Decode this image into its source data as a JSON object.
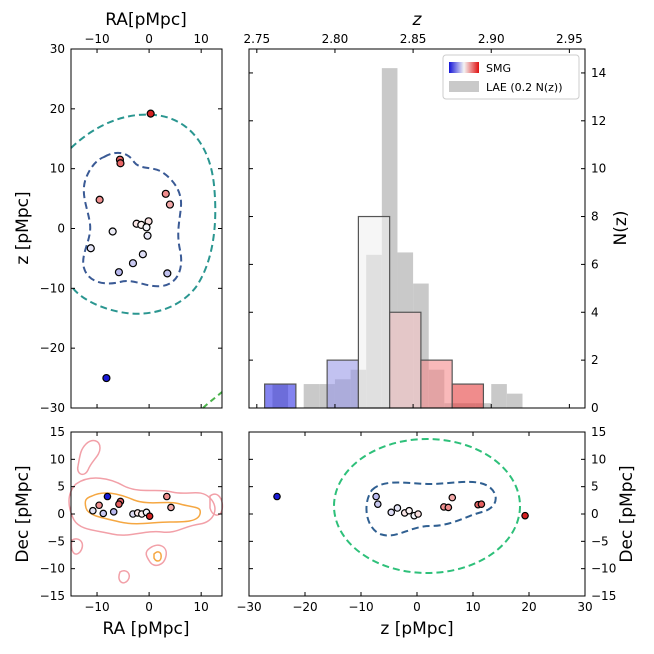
{
  "colors": {
    "inner_contour": "#3a5a95",
    "outer_contour_top": "#2a9690",
    "outer_contour_bottom": "#2ec07a",
    "lae_bar": "#c9c9c9",
    "lae_bar_light": "#e8e8e8",
    "smg_blue": "#3030e0",
    "smg_red": "#e01010",
    "kde_orange": "#f5a742",
    "kde_pink": "#f2a0a8"
  },
  "chart_data": [
    {
      "panel": "top-left",
      "type": "scatter",
      "title": "RA[pMpc]",
      "xlabel": "RA[pMpc]",
      "ylabel": "z [pMpc]",
      "xlim": [
        -15,
        14
      ],
      "ylim": [
        -30,
        30
      ],
      "xticks": [
        "−10",
        "0",
        "10"
      ],
      "yticks": [
        "30",
        "20",
        "10",
        "0",
        "−10",
        "−20",
        "−30"
      ],
      "points": [
        {
          "x": 0.3,
          "y": 19.2,
          "color": "#d42222"
        },
        {
          "x": -5.6,
          "y": 11.5,
          "color": "#e66060"
        },
        {
          "x": -5.5,
          "y": 10.9,
          "color": "#e86666"
        },
        {
          "x": 3.2,
          "y": 5.8,
          "color": "#ef8c8c"
        },
        {
          "x": -9.5,
          "y": 4.8,
          "color": "#f09090"
        },
        {
          "x": 4.0,
          "y": 4.0,
          "color": "#f3a8a8"
        },
        {
          "x": -0.1,
          "y": 1.2,
          "color": "#f8dede"
        },
        {
          "x": -2.4,
          "y": 0.8,
          "color": "#fce8e8"
        },
        {
          "x": -1.5,
          "y": 0.6,
          "color": "#fdf4f4"
        },
        {
          "x": -0.5,
          "y": 0.2,
          "color": "#f4f4fa"
        },
        {
          "x": -7.0,
          "y": -0.5,
          "color": "#ececf6"
        },
        {
          "x": -0.3,
          "y": -1.2,
          "color": "#e8e8f8"
        },
        {
          "x": -11.2,
          "y": -3.3,
          "color": "#e6e6f8"
        },
        {
          "x": -1.2,
          "y": -4.3,
          "color": "#dedef6"
        },
        {
          "x": -3.1,
          "y": -5.8,
          "color": "#c8c8f0"
        },
        {
          "x": -5.8,
          "y": -7.3,
          "color": "#b8b8ee"
        },
        {
          "x": 3.5,
          "y": -7.5,
          "color": "#c0c0ee"
        },
        {
          "x": -8.2,
          "y": -25.0,
          "color": "#1a1ad8"
        }
      ]
    },
    {
      "panel": "top-right",
      "type": "bar",
      "xlabel": "z",
      "ylabel": "N(z)",
      "xlim": [
        2.745,
        2.96
      ],
      "ylim": [
        0,
        15
      ],
      "xticks": [
        "2.75",
        "2.80",
        "2.85",
        "2.90",
        "2.95"
      ],
      "yticks": [
        "0",
        "2",
        "4",
        "6",
        "8",
        "10",
        "12",
        "14"
      ],
      "legend": {
        "position": "top-right",
        "smg_label": "SMG",
        "lae_label": "LAE (0.2 N(z))"
      },
      "lae_bins": [
        {
          "x0": 2.76,
          "x1": 2.77,
          "value": 1.0
        },
        {
          "x0": 2.77,
          "x1": 2.78,
          "value": 0.0
        },
        {
          "x0": 2.78,
          "x1": 2.79,
          "value": 1.0
        },
        {
          "x0": 2.79,
          "x1": 2.8,
          "value": 1.0
        },
        {
          "x0": 2.8,
          "x1": 2.81,
          "value": 1.2
        },
        {
          "x0": 2.81,
          "x1": 2.82,
          "value": 1.6
        },
        {
          "x0": 2.82,
          "x1": 2.83,
          "value": 6.4
        },
        {
          "x0": 2.83,
          "x1": 2.84,
          "value": 14.2
        },
        {
          "x0": 2.84,
          "x1": 2.85,
          "value": 6.5
        },
        {
          "x0": 2.85,
          "x1": 2.86,
          "value": 5.2
        },
        {
          "x0": 2.86,
          "x1": 2.87,
          "value": 1.6
        },
        {
          "x0": 2.87,
          "x1": 2.88,
          "value": 0.2
        },
        {
          "x0": 2.88,
          "x1": 2.89,
          "value": 0.2
        },
        {
          "x0": 2.89,
          "x1": 2.9,
          "value": 0.2
        },
        {
          "x0": 2.9,
          "x1": 2.91,
          "value": 1.0
        },
        {
          "x0": 2.91,
          "x1": 2.92,
          "value": 0.6
        }
      ],
      "smg_bins": [
        {
          "x0": 2.755,
          "x1": 2.775,
          "value": 1,
          "color": "#3030e6"
        },
        {
          "x0": 2.795,
          "x1": 2.815,
          "value": 2,
          "color": "#9a9ae8"
        },
        {
          "x0": 2.815,
          "x1": 2.835,
          "value": 8,
          "color": "#f0f0f0"
        },
        {
          "x0": 2.835,
          "x1": 2.855,
          "value": 4,
          "color": "#f7c6c8"
        },
        {
          "x0": 2.855,
          "x1": 2.875,
          "value": 2,
          "color": "#f58a8c"
        },
        {
          "x0": 2.875,
          "x1": 2.895,
          "value": 1,
          "color": "#e64040"
        }
      ]
    },
    {
      "panel": "bottom-left",
      "type": "scatter",
      "xlabel": "RA [pMpc]",
      "ylabel": "Dec [pMpc]",
      "xlim": [
        -15,
        14
      ],
      "ylim": [
        -15,
        15
      ],
      "xticks": [
        "−10",
        "0",
        "10"
      ],
      "yticks": [
        "15",
        "10",
        "5",
        "0",
        "−5",
        "−10",
        "−15"
      ],
      "points": [
        {
          "x": -8.0,
          "y": 3.2,
          "color": "#1a1ad8"
        },
        {
          "x": -5.5,
          "y": 2.3,
          "color": "#e86666"
        },
        {
          "x": -5.8,
          "y": 1.8,
          "color": "#e66060"
        },
        {
          "x": 3.4,
          "y": 3.2,
          "color": "#ef8c8c"
        },
        {
          "x": -9.6,
          "y": 1.6,
          "color": "#f09090"
        },
        {
          "x": 4.2,
          "y": 1.2,
          "color": "#f3a8a8"
        },
        {
          "x": -10.8,
          "y": 0.6,
          "color": "#e6e6f8"
        },
        {
          "x": -8.8,
          "y": 0.1,
          "color": "#c8c8f0"
        },
        {
          "x": -6.8,
          "y": 0.4,
          "color": "#b8b8ee"
        },
        {
          "x": -3.1,
          "y": 0.0,
          "color": "#dedef6"
        },
        {
          "x": -2.2,
          "y": 0.2,
          "color": "#fce8e8"
        },
        {
          "x": -1.4,
          "y": 0.0,
          "color": "#fdf4f4"
        },
        {
          "x": -0.5,
          "y": 0.3,
          "color": "#f4f4fa"
        },
        {
          "x": 0.1,
          "y": -0.4,
          "color": "#d42222"
        }
      ]
    },
    {
      "panel": "bottom-right",
      "type": "scatter",
      "xlabel": "z [pMpc]",
      "ylabel": "Dec [pMpc]",
      "xlim": [
        -30,
        30
      ],
      "ylim": [
        -15,
        15
      ],
      "xticks": [
        "−30",
        "−20",
        "−10",
        "0",
        "10",
        "20",
        "30"
      ],
      "yticks": [
        "15",
        "10",
        "5",
        "0",
        "−5",
        "−10",
        "−15"
      ],
      "points": [
        {
          "x": -25.0,
          "y": 3.2,
          "color": "#1a1ad8"
        },
        {
          "x": -7.3,
          "y": 3.2,
          "color": "#b8b8ee"
        },
        {
          "x": -7.0,
          "y": 1.8,
          "color": "#c8c8f0"
        },
        {
          "x": -4.6,
          "y": 0.3,
          "color": "#dedef6"
        },
        {
          "x": -3.5,
          "y": 1.1,
          "color": "#e6e6f8"
        },
        {
          "x": -2.2,
          "y": 0.2,
          "color": "#fce8e8"
        },
        {
          "x": -1.4,
          "y": 0.6,
          "color": "#fdf4f4"
        },
        {
          "x": -0.5,
          "y": -0.3,
          "color": "#f4f4fa"
        },
        {
          "x": 0.2,
          "y": 0.0,
          "color": "#f8dede"
        },
        {
          "x": 4.8,
          "y": 1.3,
          "color": "#f09090"
        },
        {
          "x": 5.6,
          "y": 1.2,
          "color": "#ef8c8c"
        },
        {
          "x": 6.3,
          "y": 3.0,
          "color": "#f3a8a8"
        },
        {
          "x": 10.9,
          "y": 1.7,
          "color": "#e86666"
        },
        {
          "x": 11.5,
          "y": 1.8,
          "color": "#e66060"
        },
        {
          "x": 19.3,
          "y": -0.3,
          "color": "#d42222"
        }
      ]
    }
  ]
}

### Aim of the exercise
Filter the entries and copy out every line with the word "ylabel".

### Complete response
      "ylabel": "z [pMpc]",
      "ylabel": "N(z)",
      "ylabel": "Dec [pMpc]",
      "ylabel": "Dec [pMpc]",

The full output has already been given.